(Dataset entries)
▶
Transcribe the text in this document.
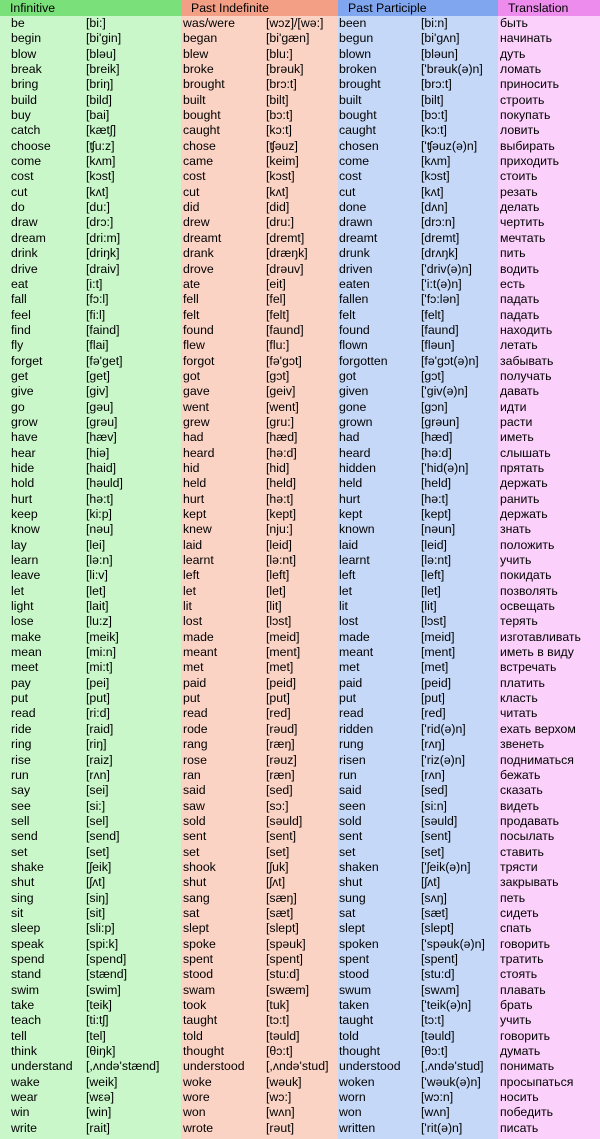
Infinitive	Past Indefinite	Past Participle	Translation
be	[bi:]	was/were	[wɔz]/[wə:]	been	[bi:n]	быть
begin	[bi'gin]	began	[bi'gæn]	begun	[bi'gʌn]	начинать
blow	[bləu]	blew	[blu:]	blown	[bləun]	дуть
break	[breik]	broke	[brəuk]	broken	['brəuk(ə)n]	ломать
bring	[briŋ]	brought	[brɔ:t]	brought	[brɔ:t]	приносить
build	[bild]	built	[bilt]	built	[bilt]	строить
buy	[bai]	bought	[bɔ:t]	bought	[bɔ:t]	покупать
catch	[kætʃ]	caught	[kɔ:t]	caught	[kɔ:t]	ловить
choose	[ʧu:z]	chose	[ʧəuz]	chosen	['ʧəuz(ə)n]	выбирать
come	[kʌm]	came	[keim]	come	[kʌm]	приходить
cost	[kɔst]	cost	[kɔst]	cost	[kɔst]	стоить
cut	[kʌt]	cut	[kʌt]	cut	[kʌt]	резать
do	[du:]	did	[did]	done	[dʌn]	делать
draw	[drɔ:]	drew	[dru:]	drawn	[drɔ:n]	чертить
dream	[dri:m]	dreamt	[dremt]	dreamt	[dremt]	мечтать
drink	[driŋk]	drank	[dræŋk]	drunk	[drʌŋk]	пить
drive	[draiv]	drove	[drəuv]	driven	['driv(ə)n]	водить
eat	[i:t]	ate	[eit]	eaten	['i:t(ə)n]	есть
fall	[fɔ:l]	fell	[fel]	fallen	['fɔ:lən]	падать
feel	[fi:l]	felt	[felt]	felt	[felt]	падать
find	[faind]	found	[faund]	found	[faund]	находить
fly	[flai]	flew	[flu:]	flown	[fləun]	летать
forget	[fə'get]	forgot	[fə'gɔt]	forgotten	[fə'gɔt(ə)n]	забывать
get	[get]	got	[gɔt]	got	[gɔt]	получать
give	[giv]	gave	[geiv]	given	['giv(ə)n]	давать
go	[gəu]	went	[went]	gone	[gɔn]	идти
grow	[grəu]	grew	[gru:]	grown	[grəun]	расти
have	[hæv]	had	[hæd]	had	[hæd]	иметь
hear	[hiə]	heard	[hə:d]	heard	[hə:d]	слышать
hide	[haid]	hid	[hid]	hidden	['hid(ə)n]	прятать
hold	[həuld]	held	[held]	held	[held]	держать
hurt	[hə:t]	hurt	[hə:t]	hurt	[hə:t]	ранить
keep	[ki:p]	kept	[kept]	kept	[kept]	держать
know	[nəu]	knew	[nju:]	known	[nəun]	знать
lay	[lei]	laid	[leid]	laid	[leid]	положить
learn	[lə:n]	learnt	[lə:nt]	learnt	[lə:nt]	учить
leave	[li:v]	left	[left]	left	[left]	покидать
let	[let]	let	[let]	let	[let]	позволять
light	[lait]	lit	[lit]	lit	[lit]	освещать
lose	[lu:z]	lost	[lɔst]	lost	[lɔst]	терять
make	[meik]	made	[meid]	made	[meid]	изготавливать
mean	[mi:n]	meant	[ment]	meant	[ment]	иметь в виду
meet	[mi:t]	met	[met]	met	[met]	встречать
pay	[pei]	paid	[peid]	paid	[peid]	платить
put	[put]	put	[put]	put	[put]	класть
read	[ri:d]	read	[red]	read	[red]	читать
ride	[raid]	rode	[rəud]	ridden	['rid(ə)n]	ехать верхом
ring	[riŋ]	rang	[ræŋ]	rung	[rʌŋ]	звенеть
rise	[raiz]	rose	[rəuz]	risen	['riz(ə)n]	подниматься
run	[rʌn]	ran	[ræn]	run	[rʌn]	бежать
say	[sei]	said	[sed]	said	[sed]	сказать
see	[si:]	saw	[sɔ:]	seen	[si:n]	видеть
sell	[sel]	sold	[səuld]	sold	[səuld]	продавать
send	[send]	sent	[sent]	sent	[sent]	посылать
set	[set]	set	[set]	set	[set]	ставить
shake	[ʃeik]	shook	[ʃuk]	shaken	['ʃeik(ə)n]	трясти
shut	[ʃʌt]	shut	[ʃʌt]	shut	[ʃʌt]	закрывать
sing	[siŋ]	sang	[sæŋ]	sung	[sʌŋ]	петь
sit	[sit]	sat	[sæt]	sat	[sæt]	сидеть
sleep	[sli:p]	slept	[slept]	slept	[slept]	спать
speak	[spi:k]	spoke	[spəuk]	spoken	['spəuk(ə)n]	говорить
spend	[spend]	spent	[spent]	spent	[spent]	тратить
stand	[stænd]	stood	[stu:d]	stood	[stu:d]	стоять
swim	[swim]	swam	[swæm]	swum	[swʌm]	плавать
take	[teik]	took	[tuk]	taken	['teik(ə)n]	брать
teach	[ti:tʃ]	taught	[tɔ:t]	taught	[tɔ:t]	учить
tell	[tel]	told	[təuld]	told	[təuld]	говорить
think	[θiŋk]	thought	[θɔ:t]	thought	[θɔ:t]	думать
understand	[,ʌndə'stænd]	understood	[,ʌndə'stud] understood	[,ʌndə'stud]	понимать
wake	[weik]	woke	[wəuk]	woken	['wəuk(ə)n]	просыпаться
wear	[wεə]	wore	[wɔ:]	worn	[wɔ:n]	носить
win	[win]	won	[wʌn]	won	[wʌn]	победить
write	[rait]	wrote	[rəut]	written	['rit(ə)n]	писать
◀
Only lines with the string "иметь" belong in your answer; copy each one.

have	[hæv]	had	[hæd]	had	[hæd]	иметь
mean	[mi:n]	meant	[ment]	meant	[ment]	иметь в виду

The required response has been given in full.